### Short problem
Reproduce the records below in their entirety, character for character.

### Data supplied
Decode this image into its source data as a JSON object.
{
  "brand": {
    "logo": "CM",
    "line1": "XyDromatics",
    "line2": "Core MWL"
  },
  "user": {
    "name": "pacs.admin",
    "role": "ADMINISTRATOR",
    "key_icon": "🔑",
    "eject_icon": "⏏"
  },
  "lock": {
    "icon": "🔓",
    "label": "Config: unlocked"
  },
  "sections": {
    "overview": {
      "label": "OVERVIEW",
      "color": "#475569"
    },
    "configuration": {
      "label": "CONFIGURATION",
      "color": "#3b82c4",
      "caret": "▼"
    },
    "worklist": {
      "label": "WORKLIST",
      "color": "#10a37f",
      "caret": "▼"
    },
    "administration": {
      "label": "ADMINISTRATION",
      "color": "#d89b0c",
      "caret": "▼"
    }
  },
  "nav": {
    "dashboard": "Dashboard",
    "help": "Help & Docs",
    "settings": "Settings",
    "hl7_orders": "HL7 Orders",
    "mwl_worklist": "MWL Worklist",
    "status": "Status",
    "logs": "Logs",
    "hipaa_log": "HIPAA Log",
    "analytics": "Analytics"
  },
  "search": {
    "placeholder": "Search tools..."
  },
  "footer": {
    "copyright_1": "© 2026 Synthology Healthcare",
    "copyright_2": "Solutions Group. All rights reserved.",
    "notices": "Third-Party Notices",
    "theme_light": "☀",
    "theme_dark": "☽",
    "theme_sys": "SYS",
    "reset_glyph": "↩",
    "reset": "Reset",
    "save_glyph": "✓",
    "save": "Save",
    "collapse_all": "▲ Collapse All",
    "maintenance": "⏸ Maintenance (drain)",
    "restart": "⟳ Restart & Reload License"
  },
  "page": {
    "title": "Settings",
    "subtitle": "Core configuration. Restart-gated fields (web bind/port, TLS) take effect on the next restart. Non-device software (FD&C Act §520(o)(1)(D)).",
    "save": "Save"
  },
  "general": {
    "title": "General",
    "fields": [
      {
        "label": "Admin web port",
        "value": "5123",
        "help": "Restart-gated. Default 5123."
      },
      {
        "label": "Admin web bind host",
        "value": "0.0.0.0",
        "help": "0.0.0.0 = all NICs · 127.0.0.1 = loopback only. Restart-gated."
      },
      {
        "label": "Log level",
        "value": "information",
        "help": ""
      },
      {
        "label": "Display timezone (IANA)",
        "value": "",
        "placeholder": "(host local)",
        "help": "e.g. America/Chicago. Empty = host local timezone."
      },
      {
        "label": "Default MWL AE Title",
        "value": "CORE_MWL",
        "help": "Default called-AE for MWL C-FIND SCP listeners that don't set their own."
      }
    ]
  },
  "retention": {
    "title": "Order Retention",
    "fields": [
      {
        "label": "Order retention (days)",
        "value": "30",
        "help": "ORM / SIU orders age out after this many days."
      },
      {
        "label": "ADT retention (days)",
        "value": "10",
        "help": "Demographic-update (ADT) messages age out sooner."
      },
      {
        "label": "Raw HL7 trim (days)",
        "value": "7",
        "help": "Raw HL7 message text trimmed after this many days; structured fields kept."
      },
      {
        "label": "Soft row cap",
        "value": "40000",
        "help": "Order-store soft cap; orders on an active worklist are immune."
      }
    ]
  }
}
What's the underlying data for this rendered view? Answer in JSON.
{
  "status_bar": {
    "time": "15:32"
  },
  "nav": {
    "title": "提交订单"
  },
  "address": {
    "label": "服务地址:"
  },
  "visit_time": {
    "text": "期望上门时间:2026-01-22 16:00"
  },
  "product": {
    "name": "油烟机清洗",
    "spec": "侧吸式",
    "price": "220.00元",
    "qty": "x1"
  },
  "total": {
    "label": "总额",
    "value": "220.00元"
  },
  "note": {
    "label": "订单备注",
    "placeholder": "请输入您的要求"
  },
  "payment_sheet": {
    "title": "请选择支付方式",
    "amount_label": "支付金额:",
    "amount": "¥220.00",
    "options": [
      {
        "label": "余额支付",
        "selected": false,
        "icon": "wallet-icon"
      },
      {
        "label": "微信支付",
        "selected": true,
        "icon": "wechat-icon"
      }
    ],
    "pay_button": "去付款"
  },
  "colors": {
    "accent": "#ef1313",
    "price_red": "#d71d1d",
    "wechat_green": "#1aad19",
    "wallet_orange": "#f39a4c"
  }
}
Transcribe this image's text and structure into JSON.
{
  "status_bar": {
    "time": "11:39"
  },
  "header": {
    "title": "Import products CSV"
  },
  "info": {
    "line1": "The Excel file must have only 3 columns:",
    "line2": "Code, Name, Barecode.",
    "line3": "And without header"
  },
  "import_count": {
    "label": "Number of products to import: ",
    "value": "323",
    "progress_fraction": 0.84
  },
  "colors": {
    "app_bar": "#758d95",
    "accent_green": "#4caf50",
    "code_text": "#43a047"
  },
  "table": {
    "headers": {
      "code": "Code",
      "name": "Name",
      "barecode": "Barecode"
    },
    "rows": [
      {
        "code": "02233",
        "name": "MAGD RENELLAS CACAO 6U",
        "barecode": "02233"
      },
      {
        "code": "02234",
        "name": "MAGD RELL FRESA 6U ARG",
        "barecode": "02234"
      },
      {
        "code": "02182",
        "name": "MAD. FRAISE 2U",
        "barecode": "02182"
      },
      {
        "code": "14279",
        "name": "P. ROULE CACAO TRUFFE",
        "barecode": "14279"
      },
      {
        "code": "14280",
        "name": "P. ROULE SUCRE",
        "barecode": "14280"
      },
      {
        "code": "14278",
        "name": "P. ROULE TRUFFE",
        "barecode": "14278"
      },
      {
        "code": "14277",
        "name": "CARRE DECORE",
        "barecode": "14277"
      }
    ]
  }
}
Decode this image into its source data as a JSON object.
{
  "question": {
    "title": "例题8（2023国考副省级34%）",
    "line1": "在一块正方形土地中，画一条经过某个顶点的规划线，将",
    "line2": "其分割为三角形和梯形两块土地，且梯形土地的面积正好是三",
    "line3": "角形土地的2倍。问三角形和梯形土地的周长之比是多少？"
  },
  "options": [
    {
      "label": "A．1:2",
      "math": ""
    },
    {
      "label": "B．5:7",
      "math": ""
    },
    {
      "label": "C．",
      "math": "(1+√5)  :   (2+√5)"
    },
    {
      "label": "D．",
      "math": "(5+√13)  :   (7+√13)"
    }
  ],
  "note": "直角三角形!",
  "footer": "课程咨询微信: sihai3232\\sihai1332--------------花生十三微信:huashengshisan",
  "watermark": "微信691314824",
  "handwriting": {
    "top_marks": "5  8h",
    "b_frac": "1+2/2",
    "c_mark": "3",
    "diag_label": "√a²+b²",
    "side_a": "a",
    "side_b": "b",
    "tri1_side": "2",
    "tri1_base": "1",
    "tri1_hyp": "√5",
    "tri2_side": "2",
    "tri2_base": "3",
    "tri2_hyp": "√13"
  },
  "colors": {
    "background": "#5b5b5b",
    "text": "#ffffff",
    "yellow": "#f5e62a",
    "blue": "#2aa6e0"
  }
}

### Final result
Decode this image into its source data as a JSON object.
{
  "brand": {
    "logo": "CM",
    "line1": "XyDromatics",
    "line2": "Core MWL"
  },
  "user": {
    "name": "pacs.admin",
    "role": "ADMINISTRATOR",
    "key_icon": "🔑",
    "eject_icon": "⏏"
  },
  "lock": {
    "icon": "🔓",
    "label": "Config: unlocked"
  },
  "sections": {
    "overview": {
      "label": "OVERVIEW",
      "color": "#475569"
    },
    "configuration": {
      "label": "CONFIGURATION",
      "color": "#3b82c4",
      "caret": "▼"
    },
    "worklist": {
      "label": "WORKLIST",
      "color": "#10a37f",
      "caret": "▼"
    },
    "administration": {
      "label": "ADMINISTRATION",
      "color": "#d89b0c",
      "caret": "▼"
    }
  },
  "nav": {
    "dashboard": "Dashboard",
    "help": "Help & Docs",
    "settings": "Settings",
    "hl7_orders": "HL7 Orders",
    "mwl_worklist": "MWL Worklist",
    "status": "Status",
    "logs": "Logs",
    "hipaa_log": "HIPAA Log",
    "analytics": "Analytics"
  },
  "search": {
    "placeholder": "Search tools..."
  },
  "footer": {
    "copyright_1": "© 2026 Synthology Healthcare",
    "copyright_2": "Solutions Group. All rights reserved.",
    "notices": "Third-Party Notices",
    "theme_light": "☀",
    "theme_dark": "☽",
    "theme_sys": "SYS",
    "reset_glyph": "↩",
    "reset": "Reset",
    "save_glyph": "✓",
    "save": "Save",
    "collapse_all": "▲ Collapse All",
    "maintenance": "⏸ Maintenance (drain)",
    "restart": "⟳ Restart & Reload License"
  },
  "page": {
    "title": "Settings",
    "subtitle": "Core configuration. Restart-gated fields (web bind/port, TLS) take effect on the next restart. Non-device software (FD&C Act §520(o)(1)(D)).",
    "save": "Save"
  },
  "general": {
    "title": "General",
    "fields": [
      {
        "label": "Admin web port",
        "value": "5123",
        "help": "Restart-gated. Default 5123."
      },
      {
        "label": "Admin web bind host",
        "value": "0.0.0.0",
        "help": "0.0.0.0 = all NICs · 127.0.0.1 = loopback only. Restart-gated."
      },
      {
        "label": "Log level",
        "value": "information",
        "help": ""
      },
      {
        "label": "Display timezone (IANA)",
        "value": "",
        "placeholder": "(host local)",
        "help": "e.g. America/Chicago. Empty = host local timezone."
      },
      {
        "label": "Default MWL AE Title",
        "value": "CORE_MWL",
        "help": "Default called-AE for MWL C-FIND SCP listeners that don't set their own."
      }
    ]
  },
  "retention": {
    "title": "Order Retention",
    "fields": [
      {
        "label": "Order retention (days)",
        "value": "30",
        "help": "ORM / SIU orders age out after this many days."
      },
      {
        "label": "ADT retention (days)",
        "value": "10",
        "help": "Demographic-update (ADT) messages age out sooner."
      },
      {
        "label": "Raw HL7 trim (days)",
        "value": "7",
        "help": "Raw HL7 message text trimmed after this many days; structured fields kept."
      },
      {
        "label": "Soft row cap",
        "value": "40000",
        "help": "Order-store soft cap; orders on an active worklist are immune."
      }
    ]
  }
}
What's the underlying data for this rendered view? Answer in JSON.
{
  "status_bar": {
    "time": "15:32"
  },
  "nav": {
    "title": "提交订单"
  },
  "address": {
    "label": "服务地址:"
  },
  "visit_time": {
    "text": "期望上门时间:2026-01-22 16:00"
  },
  "product": {
    "name": "油烟机清洗",
    "spec": "侧吸式",
    "price": "220.00元",
    "qty": "x1"
  },
  "total": {
    "label": "总额",
    "value": "220.00元"
  },
  "note": {
    "label": "订单备注",
    "placeholder": "请输入您的要求"
  },
  "payment_sheet": {
    "title": "请选择支付方式",
    "amount_label": "支付金额:",
    "amount": "¥220.00",
    "options": [
      {
        "label": "余额支付",
        "selected": false,
        "icon": "wallet-icon"
      },
      {
        "label": "微信支付",
        "selected": true,
        "icon": "wechat-icon"
      }
    ],
    "pay_button": "去付款"
  },
  "colors": {
    "accent": "#ef1313",
    "price_red": "#d71d1d",
    "wechat_green": "#1aad19",
    "wallet_orange": "#f39a4c"
  }
}
Transcribe this image's text and structure into JSON.
{
  "status_bar": {
    "time": "11:39"
  },
  "header": {
    "title": "Import products CSV"
  },
  "info": {
    "line1": "The Excel file must have only 3 columns:",
    "line2": "Code, Name, Barecode.",
    "line3": "And without header"
  },
  "import_count": {
    "label": "Number of products to import: ",
    "value": "323",
    "progress_fraction": 0.84
  },
  "colors": {
    "app_bar": "#758d95",
    "accent_green": "#4caf50",
    "code_text": "#43a047"
  },
  "table": {
    "headers": {
      "code": "Code",
      "name": "Name",
      "barecode": "Barecode"
    },
    "rows": [
      {
        "code": "02233",
        "name": "MAGD RENELLAS CACAO 6U",
        "barecode": "02233"
      },
      {
        "code": "02234",
        "name": "MAGD RELL FRESA 6U ARG",
        "barecode": "02234"
      },
      {
        "code": "02182",
        "name": "MAD. FRAISE 2U",
        "barecode": "02182"
      },
      {
        "code": "14279",
        "name": "P. ROULE CACAO TRUFFE",
        "barecode": "14279"
      },
      {
        "code": "14280",
        "name": "P. ROULE SUCRE",
        "barecode": "14280"
      },
      {
        "code": "14278",
        "name": "P. ROULE TRUFFE",
        "barecode": "14278"
      },
      {
        "code": "14277",
        "name": "CARRE DECORE",
        "barecode": "14277"
      }
    ]
  }
}
Decode this image into its source data as a JSON object.
{
  "question": {
    "title": "例题8（2023国考副省级34%）",
    "line1": "在一块正方形土地中，画一条经过某个顶点的规划线，将",
    "line2": "其分割为三角形和梯形两块土地，且梯形土地的面积正好是三",
    "line3": "角形土地的2倍。问三角形和梯形土地的周长之比是多少？"
  },
  "options": [
    {
      "label": "A．1:2",
      "math": ""
    },
    {
      "label": "B．5:7",
      "math": ""
    },
    {
      "label": "C．",
      "math": "(1+√5)  :   (2+√5)"
    },
    {
      "label": "D．",
      "math": "(5+√13)  :   (7+√13)"
    }
  ],
  "note": "直角三角形!",
  "footer": "课程咨询微信: sihai3232\\sihai1332--------------花生十三微信:huashengshisan",
  "watermark": "微信691314824",
  "handwriting": {
    "top_marks": "5  8h",
    "b_frac": "1+2/2",
    "c_mark": "3",
    "diag_label": "√a²+b²",
    "side_a": "a",
    "side_b": "b",
    "tri1_side": "2",
    "tri1_base": "1",
    "tri1_hyp": "√5",
    "tri2_side": "2",
    "tri2_base": "3",
    "tri2_hyp": "√13"
  },
  "colors": {
    "background": "#5b5b5b",
    "text": "#ffffff",
    "yellow": "#f5e62a",
    "blue": "#2aa6e0"
  }
}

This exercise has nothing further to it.